Restate the data below word for word. Skip any images it contains.

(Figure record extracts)
:::

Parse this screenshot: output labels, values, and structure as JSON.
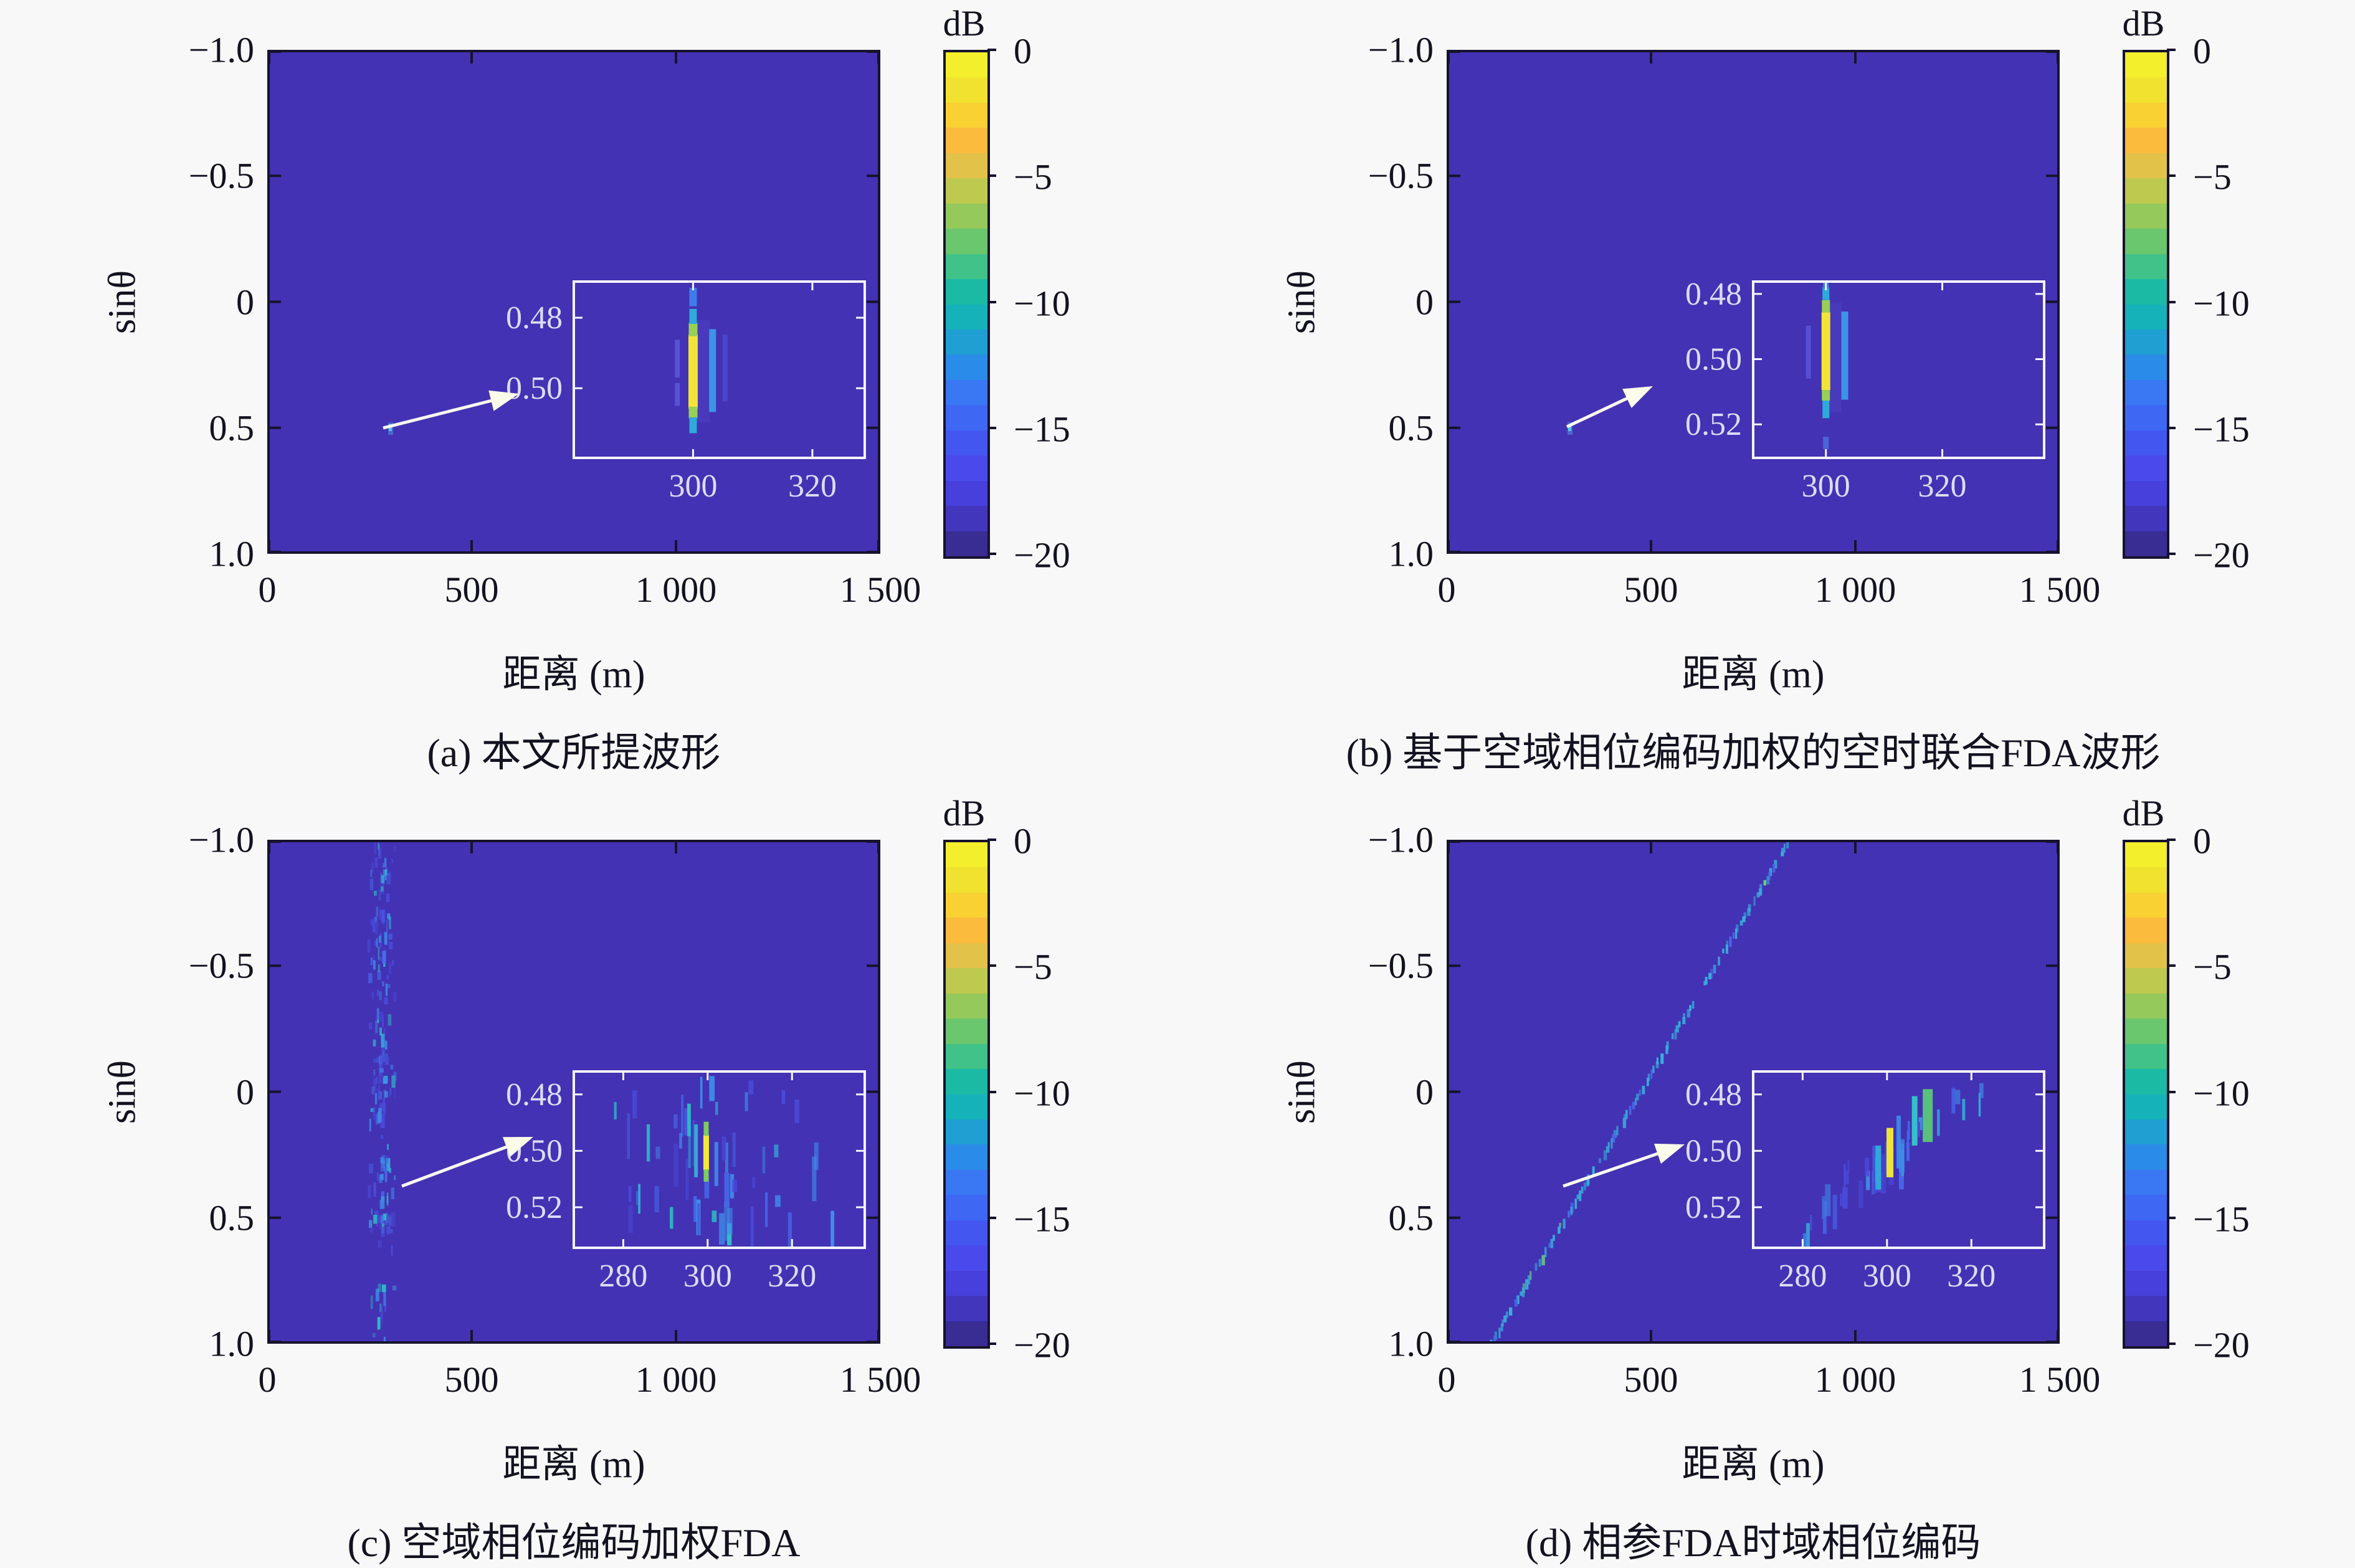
{
  "figure": {
    "background": "#f8f8f8",
    "plot_background": "#4332b4",
    "axis_color": "#16132d",
    "inset_border_color": "#f4f4fb",
    "inset_text_color": "#dcdcf4"
  },
  "colorbar": {
    "title": "dB",
    "tick_labels": [
      "0",
      "−5",
      "−10",
      "−15",
      "−20"
    ],
    "colors": [
      "#f3ef2c",
      "#f1e22f",
      "#f9d133",
      "#fbbb3c",
      "#e2c248",
      "#bec94f",
      "#95c95b",
      "#6bc76d",
      "#40c289",
      "#1bbaa5",
      "#15b2ba",
      "#1f9fd2",
      "#2b8be8",
      "#3a77f3",
      "#3e67f4",
      "#4357f0",
      "#4a4aec",
      "#4740dc",
      "#4136bc",
      "#392c93"
    ]
  },
  "axis": {
    "x_tick_labels": [
      "0",
      "500",
      "1 000",
      "1 500"
    ],
    "x_label": "距离 (m)",
    "y_tick_labels": [
      "−1.0",
      "−0.5",
      "0",
      "0.5",
      "1.0"
    ],
    "y_label": "sinθ"
  },
  "panels": [
    {
      "id": "a",
      "caption": "(a) 本文所提波形",
      "inset": {
        "x_ticks": [
          {
            "label": "300",
            "f": 0.41
          },
          {
            "label": "320",
            "f": 0.82
          }
        ],
        "y_ticks": [
          {
            "label": "0.48",
            "f": 0.205
          },
          {
            "label": "0.50",
            "f": 0.605
          }
        ]
      }
    },
    {
      "id": "b",
      "caption": "(b) 基于空域相位编码加权的空时联合FDA波形",
      "inset": {
        "x_ticks": [
          {
            "label": "300",
            "f": 0.25
          },
          {
            "label": "320",
            "f": 0.65
          }
        ],
        "y_ticks": [
          {
            "label": "0.48",
            "f": 0.07
          },
          {
            "label": "0.50",
            "f": 0.44
          },
          {
            "label": "0.52",
            "f": 0.81
          }
        ]
      }
    },
    {
      "id": "c",
      "caption": "(c) 空域相位编码加权FDA",
      "inset": {
        "x_ticks": [
          {
            "label": "280",
            "f": 0.17
          },
          {
            "label": "300",
            "f": 0.46
          },
          {
            "label": "320",
            "f": 0.75
          }
        ],
        "y_ticks": [
          {
            "label": "0.48",
            "f": 0.13
          },
          {
            "label": "0.50",
            "f": 0.45
          },
          {
            "label": "0.52",
            "f": 0.77
          }
        ]
      }
    },
    {
      "id": "d",
      "caption": "(d) 相参FDA时域相位编码",
      "inset": {
        "x_ticks": [
          {
            "label": "280",
            "f": 0.17
          },
          {
            "label": "300",
            "f": 0.46
          },
          {
            "label": "320",
            "f": 0.75
          }
        ],
        "y_ticks": [
          {
            "label": "0.48",
            "f": 0.13
          },
          {
            "label": "0.50",
            "f": 0.45
          },
          {
            "label": "0.52",
            "f": 0.77
          }
        ]
      }
    }
  ],
  "chart_data": [
    {
      "type": "heatmap",
      "panel": "a",
      "title": "(a) 本文所提波形",
      "xlabel": "距离 (m)",
      "ylabel": "sinθ",
      "x_range_m": [
        0,
        1500
      ],
      "x_tick_values": [
        0,
        500,
        1000,
        1500
      ],
      "y_range_sin_theta": [
        -1.0,
        1.0
      ],
      "y_tick_values": [
        -1.0,
        -0.5,
        0,
        0.5,
        1.0
      ],
      "y_axis_inverted": true,
      "colorbar": {
        "label": "dB",
        "range": [
          -20,
          0
        ],
        "discrete_steps": 20
      },
      "noise_floor_dB": -20,
      "mainlobe": {
        "range_m": 300,
        "sin_theta": 0.5,
        "level_dB": 0
      },
      "structure": "single isolated point target mainlobe at (300 m, sinθ=0.50); rest of map at clipped floor −20 dB",
      "inset": {
        "x_range_m": [
          280,
          328
        ],
        "y_range_sin_theta": [
          0.47,
          0.52
        ],
        "x_ticks": [
          300,
          320
        ],
        "y_ticks": [
          0.48,
          0.5
        ]
      }
    },
    {
      "type": "heatmap",
      "panel": "b",
      "title": "(b) 基于空域相位编码加权的空时联合FDA波形",
      "xlabel": "距离 (m)",
      "ylabel": "sinθ",
      "x_range_m": [
        0,
        1500
      ],
      "x_tick_values": [
        0,
        500,
        1000,
        1500
      ],
      "y_range_sin_theta": [
        -1.0,
        1.0
      ],
      "y_tick_values": [
        -1.0,
        -0.5,
        0,
        0.5,
        1.0
      ],
      "y_axis_inverted": true,
      "colorbar": {
        "label": "dB",
        "range": [
          -20,
          0
        ],
        "discrete_steps": 20
      },
      "noise_floor_dB": -20,
      "mainlobe": {
        "range_m": 300,
        "sin_theta": 0.5,
        "level_dB": 0
      },
      "structure": "single isolated point target mainlobe at (300 m, sinθ=0.50) with narrow range sidelobe; floor −20 dB",
      "inset": {
        "x_range_m": [
          287,
          337
        ],
        "y_range_sin_theta": [
          0.478,
          0.525
        ],
        "x_ticks": [
          300,
          320
        ],
        "y_ticks": [
          0.48,
          0.5,
          0.52
        ]
      }
    },
    {
      "type": "heatmap",
      "panel": "c",
      "title": "(c) 空域相位编码加权FDA",
      "xlabel": "距离 (m)",
      "ylabel": "sinθ",
      "x_range_m": [
        0,
        1500
      ],
      "x_tick_values": [
        0,
        500,
        1000,
        1500
      ],
      "y_range_sin_theta": [
        -1.0,
        1.0
      ],
      "y_tick_values": [
        -1.0,
        -0.5,
        0,
        0.5,
        1.0
      ],
      "y_axis_inverted": true,
      "colorbar": {
        "label": "dB",
        "range": [
          -20,
          0
        ],
        "discrete_steps": 20
      },
      "noise_floor_dB": -20,
      "mainlobe": {
        "range_m": 300,
        "sin_theta": 0.5,
        "level_dB": 0
      },
      "structure": "noisy vertical sidelobe ridge at range ≈280–300 m spanning all angles (≈ −15…−20 dB); mainlobe at (300 m, 0.50)",
      "inset": {
        "x_range_m": [
          270,
          335
        ],
        "y_range_sin_theta": [
          0.47,
          0.525
        ],
        "x_ticks": [
          280,
          300,
          320
        ],
        "y_ticks": [
          0.48,
          0.5,
          0.52
        ]
      }
    },
    {
      "type": "heatmap",
      "panel": "d",
      "title": "(d) 相参FDA时域相位编码",
      "xlabel": "距离 (m)",
      "ylabel": "sinθ",
      "x_range_m": [
        0,
        1500
      ],
      "x_tick_values": [
        0,
        500,
        1000,
        1500
      ],
      "y_range_sin_theta": [
        -1.0,
        1.0
      ],
      "y_tick_values": [
        -1.0,
        -0.5,
        0,
        0.5,
        1.0
      ],
      "y_axis_inverted": true,
      "colorbar": {
        "label": "dB",
        "range": [
          -20,
          0
        ],
        "discrete_steps": 20
      },
      "noise_floor_dB": -20,
      "mainlobe": {
        "range_m": 300,
        "sin_theta": 0.5,
        "level_dB": 0
      },
      "structure": "range–angle coupled diagonal ridge from ≈(100 m, sinθ=1.0) to ≈(840 m, sinθ=−1.0); mainlobe on ridge at (300 m, 0.50)",
      "diagonal_ridge_endpoints": [
        {
          "range_m": 100,
          "sin_theta": 1.0
        },
        {
          "range_m": 840,
          "sin_theta": -1.0
        }
      ],
      "inset": {
        "x_range_m": [
          270,
          335
        ],
        "y_range_sin_theta": [
          0.47,
          0.525
        ],
        "x_ticks": [
          280,
          300,
          320
        ],
        "y_ticks": [
          0.48,
          0.5,
          0.52
        ]
      }
    }
  ]
}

:::

Answer to the exercise:
Parse this screenshot: output labels, values, and structure as JSON.
{
  "figure": {
    "background": "#f8f8f8",
    "plot_background": "#4332b4",
    "axis_color": "#16132d",
    "inset_border_color": "#f4f4fb",
    "inset_text_color": "#dcdcf4"
  },
  "colorbar": {
    "title": "dB",
    "tick_labels": [
      "0",
      "−5",
      "−10",
      "−15",
      "−20"
    ],
    "colors": [
      "#f3ef2c",
      "#f1e22f",
      "#f9d133",
      "#fbbb3c",
      "#e2c248",
      "#bec94f",
      "#95c95b",
      "#6bc76d",
      "#40c289",
      "#1bbaa5",
      "#15b2ba",
      "#1f9fd2",
      "#2b8be8",
      "#3a77f3",
      "#3e67f4",
      "#4357f0",
      "#4a4aec",
      "#4740dc",
      "#4136bc",
      "#392c93"
    ]
  },
  "axis": {
    "x_tick_labels": [
      "0",
      "500",
      "1 000",
      "1 500"
    ],
    "x_label": "距离 (m)",
    "y_tick_labels": [
      "−1.0",
      "−0.5",
      "0",
      "0.5",
      "1.0"
    ],
    "y_label": "sinθ"
  },
  "panels": [
    {
      "id": "a",
      "caption": "(a) 本文所提波形",
      "inset": {
        "x_ticks": [
          {
            "label": "300",
            "f": 0.41
          },
          {
            "label": "320",
            "f": 0.82
          }
        ],
        "y_ticks": [
          {
            "label": "0.48",
            "f": 0.205
          },
          {
            "label": "0.50",
            "f": 0.605
          }
        ]
      }
    },
    {
      "id": "b",
      "caption": "(b) 基于空域相位编码加权的空时联合FDA波形",
      "inset": {
        "x_ticks": [
          {
            "label": "300",
            "f": 0.25
          },
          {
            "label": "320",
            "f": 0.65
          }
        ],
        "y_ticks": [
          {
            "label": "0.48",
            "f": 0.07
          },
          {
            "label": "0.50",
            "f": 0.44
          },
          {
            "label": "0.52",
            "f": 0.81
          }
        ]
      }
    },
    {
      "id": "c",
      "caption": "(c) 空域相位编码加权FDA",
      "inset": {
        "x_ticks": [
          {
            "label": "280",
            "f": 0.17
          },
          {
            "label": "300",
            "f": 0.46
          },
          {
            "label": "320",
            "f": 0.75
          }
        ],
        "y_ticks": [
          {
            "label": "0.48",
            "f": 0.13
          },
          {
            "label": "0.50",
            "f": 0.45
          },
          {
            "label": "0.52",
            "f": 0.77
          }
        ]
      }
    },
    {
      "id": "d",
      "caption": "(d) 相参FDA时域相位编码",
      "inset": {
        "x_ticks": [
          {
            "label": "280",
            "f": 0.17
          },
          {
            "label": "300",
            "f": 0.46
          },
          {
            "label": "320",
            "f": 0.75
          }
        ],
        "y_ticks": [
          {
            "label": "0.48",
            "f": 0.13
          },
          {
            "label": "0.50",
            "f": 0.45
          },
          {
            "label": "0.52",
            "f": 0.77
          }
        ]
      }
    }
  ],
  "chart_data": [
    {
      "type": "heatmap",
      "panel": "a",
      "title": "(a) 本文所提波形",
      "xlabel": "距离 (m)",
      "ylabel": "sinθ",
      "x_range_m": [
        0,
        1500
      ],
      "x_tick_values": [
        0,
        500,
        1000,
        1500
      ],
      "y_range_sin_theta": [
        -1.0,
        1.0
      ],
      "y_tick_values": [
        -1.0,
        -0.5,
        0,
        0.5,
        1.0
      ],
      "y_axis_inverted": true,
      "colorbar": {
        "label": "dB",
        "range": [
          -20,
          0
        ],
        "discrete_steps": 20
      },
      "noise_floor_dB": -20,
      "mainlobe": {
        "range_m": 300,
        "sin_theta": 0.5,
        "level_dB": 0
      },
      "structure": "single isolated point target mainlobe at (300 m, sinθ=0.50); rest of map at clipped floor −20 dB",
      "inset": {
        "x_range_m": [
          280,
          328
        ],
        "y_range_sin_theta": [
          0.47,
          0.52
        ],
        "x_ticks": [
          300,
          320
        ],
        "y_ticks": [
          0.48,
          0.5
        ]
      }
    },
    {
      "type": "heatmap",
      "panel": "b",
      "title": "(b) 基于空域相位编码加权的空时联合FDA波形",
      "xlabel": "距离 (m)",
      "ylabel": "sinθ",
      "x_range_m": [
        0,
        1500
      ],
      "x_tick_values": [
        0,
        500,
        1000,
        1500
      ],
      "y_range_sin_theta": [
        -1.0,
        1.0
      ],
      "y_tick_values": [
        -1.0,
        -0.5,
        0,
        0.5,
        1.0
      ],
      "y_axis_inverted": true,
      "colorbar": {
        "label": "dB",
        "range": [
          -20,
          0
        ],
        "discrete_steps": 20
      },
      "noise_floor_dB": -20,
      "mainlobe": {
        "range_m": 300,
        "sin_theta": 0.5,
        "level_dB": 0
      },
      "structure": "single isolated point target mainlobe at (300 m, sinθ=0.50) with narrow range sidelobe; floor −20 dB",
      "inset": {
        "x_range_m": [
          287,
          337
        ],
        "y_range_sin_theta": [
          0.478,
          0.525
        ],
        "x_ticks": [
          300,
          320
        ],
        "y_ticks": [
          0.48,
          0.5,
          0.52
        ]
      }
    },
    {
      "type": "heatmap",
      "panel": "c",
      "title": "(c) 空域相位编码加权FDA",
      "xlabel": "距离 (m)",
      "ylabel": "sinθ",
      "x_range_m": [
        0,
        1500
      ],
      "x_tick_values": [
        0,
        500,
        1000,
        1500
      ],
      "y_range_sin_theta": [
        -1.0,
        1.0
      ],
      "y_tick_values": [
        -1.0,
        -0.5,
        0,
        0.5,
        1.0
      ],
      "y_axis_inverted": true,
      "colorbar": {
        "label": "dB",
        "range": [
          -20,
          0
        ],
        "discrete_steps": 20
      },
      "noise_floor_dB": -20,
      "mainlobe": {
        "range_m": 300,
        "sin_theta": 0.5,
        "level_dB": 0
      },
      "structure": "noisy vertical sidelobe ridge at range ≈280–300 m spanning all angles (≈ −15…−20 dB); mainlobe at (300 m, 0.50)",
      "inset": {
        "x_range_m": [
          270,
          335
        ],
        "y_range_sin_theta": [
          0.47,
          0.525
        ],
        "x_ticks": [
          280,
          300,
          320
        ],
        "y_ticks": [
          0.48,
          0.5,
          0.52
        ]
      }
    },
    {
      "type": "heatmap",
      "panel": "d",
      "title": "(d) 相参FDA时域相位编码",
      "xlabel": "距离 (m)",
      "ylabel": "sinθ",
      "x_range_m": [
        0,
        1500
      ],
      "x_tick_values": [
        0,
        500,
        1000,
        1500
      ],
      "y_range_sin_theta": [
        -1.0,
        1.0
      ],
      "y_tick_values": [
        -1.0,
        -0.5,
        0,
        0.5,
        1.0
      ],
      "y_axis_inverted": true,
      "colorbar": {
        "label": "dB",
        "range": [
          -20,
          0
        ],
        "discrete_steps": 20
      },
      "noise_floor_dB": -20,
      "mainlobe": {
        "range_m": 300,
        "sin_theta": 0.5,
        "level_dB": 0
      },
      "structure": "range–angle coupled diagonal ridge from ≈(100 m, sinθ=1.0) to ≈(840 m, sinθ=−1.0); mainlobe on ridge at (300 m, 0.50)",
      "diagonal_ridge_endpoints": [
        {
          "range_m": 100,
          "sin_theta": 1.0
        },
        {
          "range_m": 840,
          "sin_theta": -1.0
        }
      ],
      "inset": {
        "x_range_m": [
          270,
          335
        ],
        "y_range_sin_theta": [
          0.47,
          0.525
        ],
        "x_ticks": [
          280,
          300,
          320
        ],
        "y_ticks": [
          0.48,
          0.5,
          0.52
        ]
      }
    }
  ]
}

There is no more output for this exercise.